GOAL ▸ The data below is to be returned in full and exactly.

--------------------------------

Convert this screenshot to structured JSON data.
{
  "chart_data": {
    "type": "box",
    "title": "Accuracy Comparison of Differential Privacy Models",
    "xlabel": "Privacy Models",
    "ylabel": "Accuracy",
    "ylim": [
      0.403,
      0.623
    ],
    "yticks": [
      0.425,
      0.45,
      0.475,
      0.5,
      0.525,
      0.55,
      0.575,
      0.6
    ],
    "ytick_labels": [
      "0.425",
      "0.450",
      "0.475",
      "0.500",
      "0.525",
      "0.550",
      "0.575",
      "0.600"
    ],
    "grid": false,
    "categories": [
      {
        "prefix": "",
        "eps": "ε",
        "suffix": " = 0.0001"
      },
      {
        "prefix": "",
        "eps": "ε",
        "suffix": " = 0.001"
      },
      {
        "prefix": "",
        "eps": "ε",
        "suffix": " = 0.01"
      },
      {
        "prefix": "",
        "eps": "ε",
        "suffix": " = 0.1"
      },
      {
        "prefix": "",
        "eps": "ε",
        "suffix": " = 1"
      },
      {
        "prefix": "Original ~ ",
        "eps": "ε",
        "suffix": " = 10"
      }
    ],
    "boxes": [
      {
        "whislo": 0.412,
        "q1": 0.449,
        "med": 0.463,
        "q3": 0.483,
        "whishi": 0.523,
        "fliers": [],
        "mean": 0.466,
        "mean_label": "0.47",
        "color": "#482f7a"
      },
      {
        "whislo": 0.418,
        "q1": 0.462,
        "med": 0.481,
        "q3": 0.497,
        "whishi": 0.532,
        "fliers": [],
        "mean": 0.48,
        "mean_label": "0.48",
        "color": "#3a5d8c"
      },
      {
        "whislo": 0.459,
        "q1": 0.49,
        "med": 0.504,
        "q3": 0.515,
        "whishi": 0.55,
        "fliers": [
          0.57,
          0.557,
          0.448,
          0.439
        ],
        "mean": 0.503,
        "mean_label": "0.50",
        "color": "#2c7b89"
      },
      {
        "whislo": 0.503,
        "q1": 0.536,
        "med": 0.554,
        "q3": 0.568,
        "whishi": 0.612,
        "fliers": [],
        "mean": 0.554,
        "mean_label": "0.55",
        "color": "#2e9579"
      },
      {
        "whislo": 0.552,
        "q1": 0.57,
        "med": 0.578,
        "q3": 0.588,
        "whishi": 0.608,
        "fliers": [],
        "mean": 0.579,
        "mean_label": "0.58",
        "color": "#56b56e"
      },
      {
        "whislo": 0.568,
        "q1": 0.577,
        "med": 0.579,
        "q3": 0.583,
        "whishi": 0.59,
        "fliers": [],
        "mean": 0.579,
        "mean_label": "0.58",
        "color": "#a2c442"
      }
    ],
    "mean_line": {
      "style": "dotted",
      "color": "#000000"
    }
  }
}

--------------------------------

ANSWER FOR THE TASK ▸
Convert this screenshot to structured JSON data.
{
  "chart_data": {
    "type": "box",
    "title": "Accuracy Comparison of Differential Privacy Models",
    "xlabel": "Privacy Models",
    "ylabel": "Accuracy",
    "ylim": [
      0.403,
      0.623
    ],
    "yticks": [
      0.425,
      0.45,
      0.475,
      0.5,
      0.525,
      0.55,
      0.575,
      0.6
    ],
    "ytick_labels": [
      "0.425",
      "0.450",
      "0.475",
      "0.500",
      "0.525",
      "0.550",
      "0.575",
      "0.600"
    ],
    "grid": false,
    "categories": [
      {
        "prefix": "",
        "eps": "ε",
        "suffix": " = 0.0001"
      },
      {
        "prefix": "",
        "eps": "ε",
        "suffix": " = 0.001"
      },
      {
        "prefix": "",
        "eps": "ε",
        "suffix": " = 0.01"
      },
      {
        "prefix": "",
        "eps": "ε",
        "suffix": " = 0.1"
      },
      {
        "prefix": "",
        "eps": "ε",
        "suffix": " = 1"
      },
      {
        "prefix": "Original ~ ",
        "eps": "ε",
        "suffix": " = 10"
      }
    ],
    "boxes": [
      {
        "whislo": 0.412,
        "q1": 0.449,
        "med": 0.463,
        "q3": 0.483,
        "whishi": 0.523,
        "fliers": [],
        "mean": 0.466,
        "mean_label": "0.47",
        "color": "#482f7a"
      },
      {
        "whislo": 0.418,
        "q1": 0.462,
        "med": 0.481,
        "q3": 0.497,
        "whishi": 0.532,
        "fliers": [],
        "mean": 0.48,
        "mean_label": "0.48",
        "color": "#3a5d8c"
      },
      {
        "whislo": 0.459,
        "q1": 0.49,
        "med": 0.504,
        "q3": 0.515,
        "whishi": 0.55,
        "fliers": [
          0.57,
          0.557,
          0.448,
          0.439
        ],
        "mean": 0.503,
        "mean_label": "0.50",
        "color": "#2c7b89"
      },
      {
        "whislo": 0.503,
        "q1": 0.536,
        "med": 0.554,
        "q3": 0.568,
        "whishi": 0.612,
        "fliers": [],
        "mean": 0.554,
        "mean_label": "0.55",
        "color": "#2e9579"
      },
      {
        "whislo": 0.552,
        "q1": 0.57,
        "med": 0.578,
        "q3": 0.588,
        "whishi": 0.608,
        "fliers": [],
        "mean": 0.579,
        "mean_label": "0.58",
        "color": "#56b56e"
      },
      {
        "whislo": 0.568,
        "q1": 0.577,
        "med": 0.579,
        "q3": 0.583,
        "whishi": 0.59,
        "fliers": [],
        "mean": 0.579,
        "mean_label": "0.58",
        "color": "#a2c442"
      }
    ],
    "mean_line": {
      "style": "dotted",
      "color": "#000000"
    }
  }
}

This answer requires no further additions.